* _Stated goal_
Make an exact copy of all the material below, apart from the pictures.

* _Extracted material_
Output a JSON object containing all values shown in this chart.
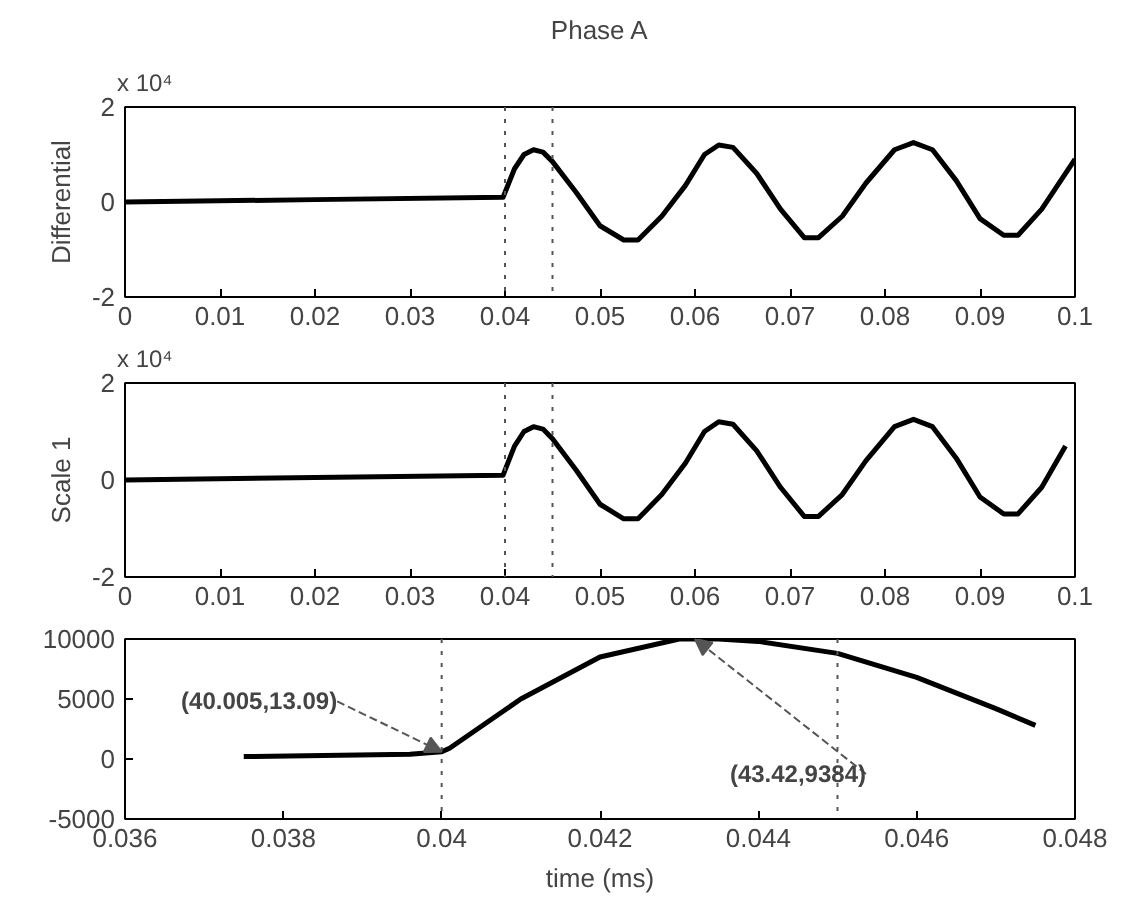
{
  "chart_data": [
    {
      "type": "line",
      "title": "Phase A",
      "ylabel": "Differential",
      "annotations": [
        "x 10⁴"
      ],
      "x": [
        0,
        0.02,
        0.0398,
        0.0402,
        0.041,
        0.042,
        0.043,
        0.044,
        0.045,
        0.0475,
        0.05,
        0.0525,
        0.054,
        0.0565,
        0.059,
        0.061,
        0.0625,
        0.064,
        0.0665,
        0.069,
        0.0715,
        0.073,
        0.0755,
        0.078,
        0.081,
        0.083,
        0.085,
        0.0875,
        0.09,
        0.0925,
        0.094,
        0.0965,
        0.1
      ],
      "series": [
        {
          "color": "#000000",
          "values": [
            0,
            0.05,
            0.1,
            0.3,
            0.7,
            1.0,
            1.1,
            1.05,
            0.85,
            0.2,
            -0.5,
            -0.8,
            -0.8,
            -0.3,
            0.35,
            1.0,
            1.2,
            1.15,
            0.6,
            -0.15,
            -0.75,
            -0.75,
            -0.3,
            0.4,
            1.1,
            1.25,
            1.1,
            0.45,
            -0.35,
            -0.7,
            -0.7,
            -0.15,
            0.9
          ]
        }
      ],
      "xlim": [
        0,
        0.1
      ],
      "xticks": [
        0,
        0.01,
        0.02,
        0.03,
        0.04,
        0.05,
        0.06,
        0.07,
        0.08,
        0.09,
        0.1
      ],
      "ylim": [
        -2,
        2
      ],
      "yticks": [
        -2,
        0,
        2
      ],
      "ref_lines": [
        {
          "axis": "x",
          "value": 0.04,
          "line_style": "dotted"
        },
        {
          "axis": "x",
          "value": 0.045,
          "line_style": "dotted"
        }
      ],
      "grid": false
    },
    {
      "type": "line",
      "ylabel": "Scale 1",
      "annotations": [
        "x 10⁴"
      ],
      "x": [
        0,
        0.02,
        0.0398,
        0.0402,
        0.041,
        0.042,
        0.043,
        0.044,
        0.045,
        0.0475,
        0.05,
        0.0525,
        0.054,
        0.0565,
        0.059,
        0.061,
        0.0625,
        0.064,
        0.0665,
        0.069,
        0.0715,
        0.073,
        0.0755,
        0.078,
        0.081,
        0.083,
        0.085,
        0.0875,
        0.09,
        0.0925,
        0.094,
        0.0965,
        0.099
      ],
      "series": [
        {
          "color": "#000000",
          "values": [
            0,
            0.05,
            0.1,
            0.3,
            0.7,
            1.0,
            1.1,
            1.05,
            0.85,
            0.2,
            -0.5,
            -0.8,
            -0.8,
            -0.3,
            0.35,
            1.0,
            1.2,
            1.15,
            0.6,
            -0.15,
            -0.75,
            -0.75,
            -0.3,
            0.4,
            1.1,
            1.25,
            1.1,
            0.45,
            -0.35,
            -0.7,
            -0.7,
            -0.15,
            0.7
          ]
        }
      ],
      "xlim": [
        0,
        0.1
      ],
      "xticks": [
        0,
        0.01,
        0.02,
        0.03,
        0.04,
        0.05,
        0.06,
        0.07,
        0.08,
        0.09,
        0.1
      ],
      "ylim": [
        -2,
        2
      ],
      "yticks": [
        -2,
        0,
        2
      ],
      "ref_lines": [
        {
          "axis": "x",
          "value": 0.04,
          "line_style": "dotted"
        },
        {
          "axis": "x",
          "value": 0.045,
          "line_style": "dotted"
        }
      ],
      "grid": false
    },
    {
      "type": "line",
      "xlabel": "time (ms)",
      "annotations": [
        {
          "text": "(40.005,13.09)",
          "x": 0.04,
          "y": 600
        },
        {
          "text": "(43.42,9384)",
          "x": 0.0432,
          "y": 10000
        }
      ],
      "x": [
        0.0375,
        0.0396,
        0.04,
        0.0401,
        0.041,
        0.042,
        0.043,
        0.0435,
        0.044,
        0.045,
        0.046,
        0.047,
        0.0475
      ],
      "series": [
        {
          "color": "#000000",
          "values": [
            200,
            400,
            600,
            900,
            5000,
            8500,
            10000,
            10000,
            9800,
            8800,
            6800,
            4200,
            2800
          ]
        }
      ],
      "xlim": [
        0.036,
        0.048
      ],
      "xticks": [
        0.036,
        0.038,
        0.04,
        0.042,
        0.044,
        0.046,
        0.048
      ],
      "ylim": [
        -5000,
        10000
      ],
      "yticks": [
        -5000,
        0,
        5000,
        10000
      ],
      "ref_lines": [
        {
          "axis": "x",
          "value": 0.04,
          "line_style": "dotted"
        },
        {
          "axis": "x",
          "value": 0.045,
          "line_style": "dotted"
        }
      ],
      "grid": false
    }
  ]
}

* _The reply_
Output a JSON object containing all values shown in this chart.
{
  "chart_data": [
    {
      "type": "line",
      "title": "Phase A",
      "ylabel": "Differential",
      "annotations": [
        "x 10⁴"
      ],
      "x": [
        0,
        0.02,
        0.0398,
        0.0402,
        0.041,
        0.042,
        0.043,
        0.044,
        0.045,
        0.0475,
        0.05,
        0.0525,
        0.054,
        0.0565,
        0.059,
        0.061,
        0.0625,
        0.064,
        0.0665,
        0.069,
        0.0715,
        0.073,
        0.0755,
        0.078,
        0.081,
        0.083,
        0.085,
        0.0875,
        0.09,
        0.0925,
        0.094,
        0.0965,
        0.1
      ],
      "series": [
        {
          "color": "#000000",
          "values": [
            0,
            0.05,
            0.1,
            0.3,
            0.7,
            1.0,
            1.1,
            1.05,
            0.85,
            0.2,
            -0.5,
            -0.8,
            -0.8,
            -0.3,
            0.35,
            1.0,
            1.2,
            1.15,
            0.6,
            -0.15,
            -0.75,
            -0.75,
            -0.3,
            0.4,
            1.1,
            1.25,
            1.1,
            0.45,
            -0.35,
            -0.7,
            -0.7,
            -0.15,
            0.9
          ]
        }
      ],
      "xlim": [
        0,
        0.1
      ],
      "xticks": [
        0,
        0.01,
        0.02,
        0.03,
        0.04,
        0.05,
        0.06,
        0.07,
        0.08,
        0.09,
        0.1
      ],
      "ylim": [
        -2,
        2
      ],
      "yticks": [
        -2,
        0,
        2
      ],
      "ref_lines": [
        {
          "axis": "x",
          "value": 0.04,
          "line_style": "dotted"
        },
        {
          "axis": "x",
          "value": 0.045,
          "line_style": "dotted"
        }
      ],
      "grid": false
    },
    {
      "type": "line",
      "ylabel": "Scale 1",
      "annotations": [
        "x 10⁴"
      ],
      "x": [
        0,
        0.02,
        0.0398,
        0.0402,
        0.041,
        0.042,
        0.043,
        0.044,
        0.045,
        0.0475,
        0.05,
        0.0525,
        0.054,
        0.0565,
        0.059,
        0.061,
        0.0625,
        0.064,
        0.0665,
        0.069,
        0.0715,
        0.073,
        0.0755,
        0.078,
        0.081,
        0.083,
        0.085,
        0.0875,
        0.09,
        0.0925,
        0.094,
        0.0965,
        0.099
      ],
      "series": [
        {
          "color": "#000000",
          "values": [
            0,
            0.05,
            0.1,
            0.3,
            0.7,
            1.0,
            1.1,
            1.05,
            0.85,
            0.2,
            -0.5,
            -0.8,
            -0.8,
            -0.3,
            0.35,
            1.0,
            1.2,
            1.15,
            0.6,
            -0.15,
            -0.75,
            -0.75,
            -0.3,
            0.4,
            1.1,
            1.25,
            1.1,
            0.45,
            -0.35,
            -0.7,
            -0.7,
            -0.15,
            0.7
          ]
        }
      ],
      "xlim": [
        0,
        0.1
      ],
      "xticks": [
        0,
        0.01,
        0.02,
        0.03,
        0.04,
        0.05,
        0.06,
        0.07,
        0.08,
        0.09,
        0.1
      ],
      "ylim": [
        -2,
        2
      ],
      "yticks": [
        -2,
        0,
        2
      ],
      "ref_lines": [
        {
          "axis": "x",
          "value": 0.04,
          "line_style": "dotted"
        },
        {
          "axis": "x",
          "value": 0.045,
          "line_style": "dotted"
        }
      ],
      "grid": false
    },
    {
      "type": "line",
      "xlabel": "time (ms)",
      "annotations": [
        {
          "text": "(40.005,13.09)",
          "x": 0.04,
          "y": 600
        },
        {
          "text": "(43.42,9384)",
          "x": 0.0432,
          "y": 10000
        }
      ],
      "x": [
        0.0375,
        0.0396,
        0.04,
        0.0401,
        0.041,
        0.042,
        0.043,
        0.0435,
        0.044,
        0.045,
        0.046,
        0.047,
        0.0475
      ],
      "series": [
        {
          "color": "#000000",
          "values": [
            200,
            400,
            600,
            900,
            5000,
            8500,
            10000,
            10000,
            9800,
            8800,
            6800,
            4200,
            2800
          ]
        }
      ],
      "xlim": [
        0.036,
        0.048
      ],
      "xticks": [
        0.036,
        0.038,
        0.04,
        0.042,
        0.044,
        0.046,
        0.048
      ],
      "ylim": [
        -5000,
        10000
      ],
      "yticks": [
        -5000,
        0,
        5000,
        10000
      ],
      "ref_lines": [
        {
          "axis": "x",
          "value": 0.04,
          "line_style": "dotted"
        },
        {
          "axis": "x",
          "value": 0.045,
          "line_style": "dotted"
        }
      ],
      "grid": false
    }
  ]
}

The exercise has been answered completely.